#### SUPPLIED RECORDS

----------------------------------------

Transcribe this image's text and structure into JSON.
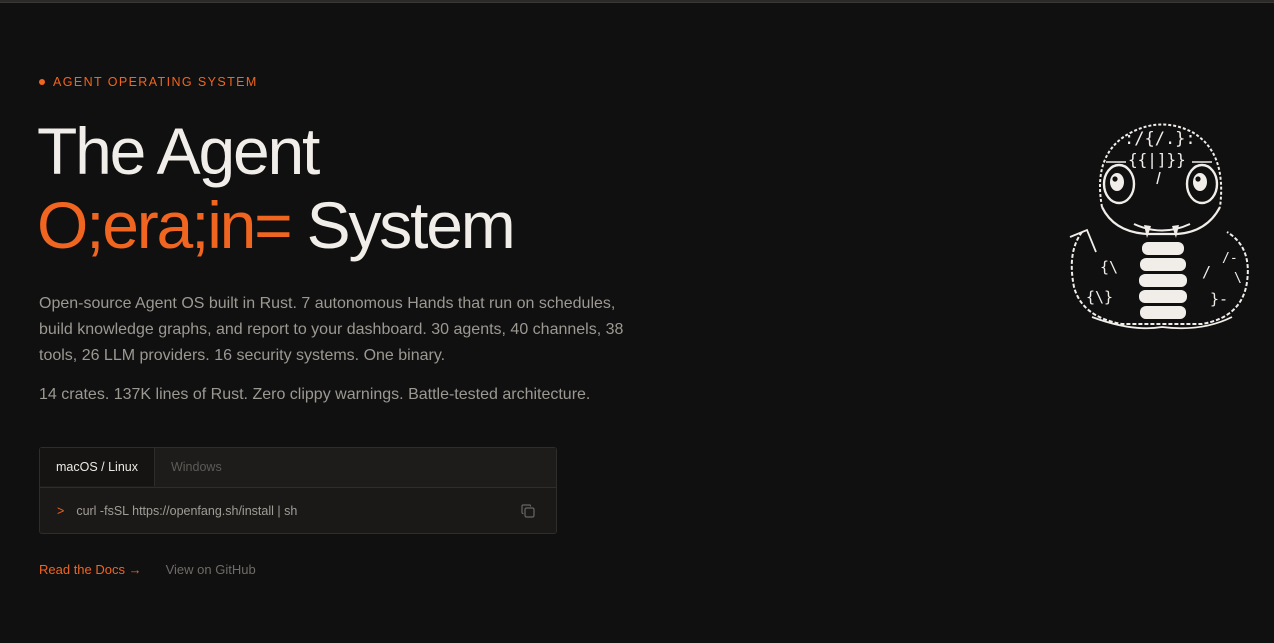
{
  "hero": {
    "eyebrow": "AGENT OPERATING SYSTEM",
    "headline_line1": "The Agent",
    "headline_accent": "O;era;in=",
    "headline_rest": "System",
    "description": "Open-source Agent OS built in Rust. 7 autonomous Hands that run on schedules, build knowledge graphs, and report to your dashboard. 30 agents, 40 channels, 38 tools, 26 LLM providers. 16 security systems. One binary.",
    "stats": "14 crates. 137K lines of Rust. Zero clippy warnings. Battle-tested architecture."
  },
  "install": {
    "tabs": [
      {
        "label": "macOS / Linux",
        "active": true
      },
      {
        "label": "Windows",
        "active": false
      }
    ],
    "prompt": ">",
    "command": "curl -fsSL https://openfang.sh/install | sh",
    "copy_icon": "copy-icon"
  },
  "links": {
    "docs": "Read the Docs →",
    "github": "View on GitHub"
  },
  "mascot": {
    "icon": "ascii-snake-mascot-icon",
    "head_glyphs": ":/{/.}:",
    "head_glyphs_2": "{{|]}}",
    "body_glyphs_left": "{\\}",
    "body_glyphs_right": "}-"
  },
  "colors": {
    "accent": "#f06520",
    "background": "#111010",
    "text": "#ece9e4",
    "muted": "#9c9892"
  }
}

----------------------------------------

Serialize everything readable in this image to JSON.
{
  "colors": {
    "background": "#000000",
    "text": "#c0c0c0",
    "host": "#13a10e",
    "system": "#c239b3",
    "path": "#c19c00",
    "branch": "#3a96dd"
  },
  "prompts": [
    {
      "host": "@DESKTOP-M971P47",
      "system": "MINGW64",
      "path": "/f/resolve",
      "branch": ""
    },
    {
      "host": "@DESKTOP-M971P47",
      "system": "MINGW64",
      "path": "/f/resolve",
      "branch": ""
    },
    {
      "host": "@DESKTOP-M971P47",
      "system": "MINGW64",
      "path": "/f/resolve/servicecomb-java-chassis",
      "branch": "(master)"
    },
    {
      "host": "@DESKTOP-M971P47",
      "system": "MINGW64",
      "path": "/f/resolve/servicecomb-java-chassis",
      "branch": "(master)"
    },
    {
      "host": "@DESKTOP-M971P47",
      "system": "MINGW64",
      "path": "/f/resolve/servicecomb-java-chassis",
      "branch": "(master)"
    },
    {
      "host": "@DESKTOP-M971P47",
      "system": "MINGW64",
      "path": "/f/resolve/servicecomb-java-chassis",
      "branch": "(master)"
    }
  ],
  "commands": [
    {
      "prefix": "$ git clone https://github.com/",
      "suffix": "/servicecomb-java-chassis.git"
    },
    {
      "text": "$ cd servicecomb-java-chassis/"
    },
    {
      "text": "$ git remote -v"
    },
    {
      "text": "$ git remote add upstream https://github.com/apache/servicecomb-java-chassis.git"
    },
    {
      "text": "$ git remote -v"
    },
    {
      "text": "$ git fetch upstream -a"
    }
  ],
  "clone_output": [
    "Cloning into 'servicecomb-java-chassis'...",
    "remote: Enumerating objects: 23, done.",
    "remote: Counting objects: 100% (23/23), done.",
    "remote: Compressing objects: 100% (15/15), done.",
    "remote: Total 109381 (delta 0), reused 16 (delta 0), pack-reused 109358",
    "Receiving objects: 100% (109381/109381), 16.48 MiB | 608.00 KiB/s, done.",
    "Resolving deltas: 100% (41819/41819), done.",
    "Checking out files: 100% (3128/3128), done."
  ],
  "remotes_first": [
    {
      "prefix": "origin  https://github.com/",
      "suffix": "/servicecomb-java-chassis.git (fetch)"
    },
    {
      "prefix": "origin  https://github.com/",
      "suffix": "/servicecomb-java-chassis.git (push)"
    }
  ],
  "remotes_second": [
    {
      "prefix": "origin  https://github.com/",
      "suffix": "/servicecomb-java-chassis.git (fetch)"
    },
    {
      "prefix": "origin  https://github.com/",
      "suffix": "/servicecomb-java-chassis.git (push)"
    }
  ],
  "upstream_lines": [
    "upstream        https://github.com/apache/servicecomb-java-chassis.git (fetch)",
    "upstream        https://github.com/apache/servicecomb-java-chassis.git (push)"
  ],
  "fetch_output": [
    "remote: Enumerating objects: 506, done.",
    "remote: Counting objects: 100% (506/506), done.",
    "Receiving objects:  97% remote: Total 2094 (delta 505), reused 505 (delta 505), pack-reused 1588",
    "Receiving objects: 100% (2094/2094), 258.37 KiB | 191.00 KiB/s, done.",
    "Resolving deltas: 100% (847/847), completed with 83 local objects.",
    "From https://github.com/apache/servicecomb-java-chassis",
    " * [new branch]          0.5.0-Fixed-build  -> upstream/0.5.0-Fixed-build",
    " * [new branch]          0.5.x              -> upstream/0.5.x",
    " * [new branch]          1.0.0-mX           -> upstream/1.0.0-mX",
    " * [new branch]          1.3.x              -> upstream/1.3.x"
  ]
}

----------------------------------------

#### INSTRUCTION
Where a line contains "apache", copy that line.

#### OUTPUT FOR THIS TASK
      "text": "$ git remote add upstream https://github.com/apache/servicecomb-java-chassis.git"
    "upstream        https://github.com/apache/servicecomb-java-chassis.git (fetch)",
    "upstream        https://github.com/apache/servicecomb-java-chassis.git (push)"
    "From https://github.com/apache/servicecomb-java-chassis",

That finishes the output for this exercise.